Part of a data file
»»

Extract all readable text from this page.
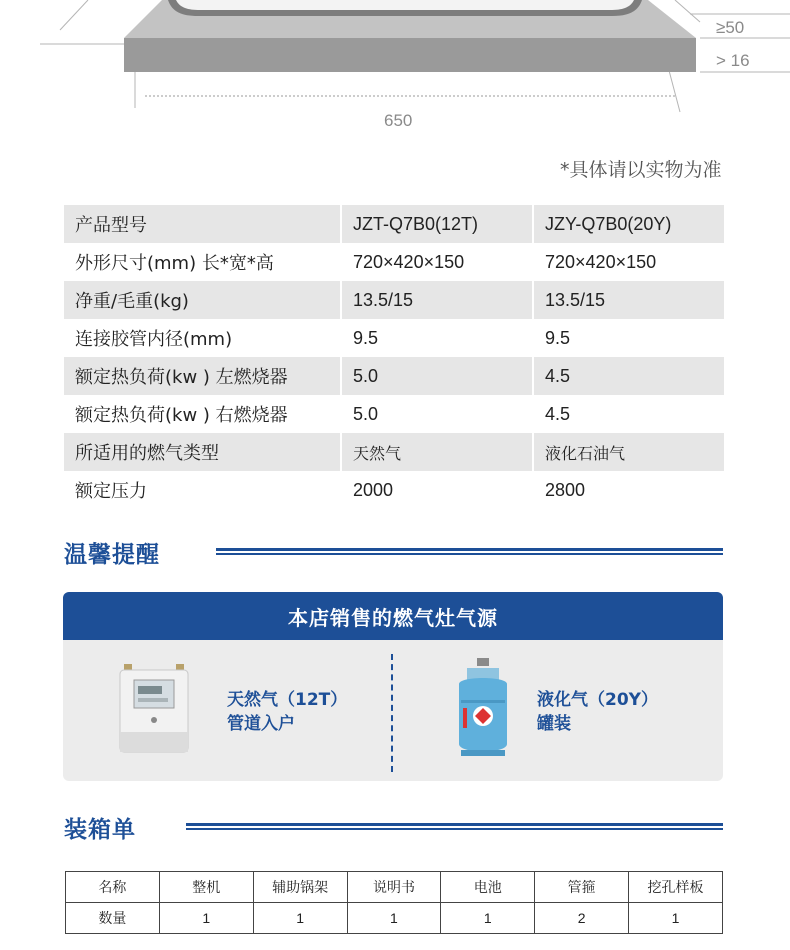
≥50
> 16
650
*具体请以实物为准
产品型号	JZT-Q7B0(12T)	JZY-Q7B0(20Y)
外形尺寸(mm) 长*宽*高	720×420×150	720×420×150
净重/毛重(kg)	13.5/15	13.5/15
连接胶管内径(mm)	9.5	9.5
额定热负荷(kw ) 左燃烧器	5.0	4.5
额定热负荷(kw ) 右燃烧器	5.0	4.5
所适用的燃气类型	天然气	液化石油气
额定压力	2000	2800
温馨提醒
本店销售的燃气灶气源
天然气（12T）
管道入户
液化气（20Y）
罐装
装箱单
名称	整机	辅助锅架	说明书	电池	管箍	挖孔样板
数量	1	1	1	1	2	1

««

• **What you are asked to do**:
Write out every line of the data that holds the word "额定热负荷".

• **Response to this exercise**:
额定热负荷(kw ) 左燃烧器	5.0	4.5
额定热负荷(kw ) 右燃烧器	5.0	4.5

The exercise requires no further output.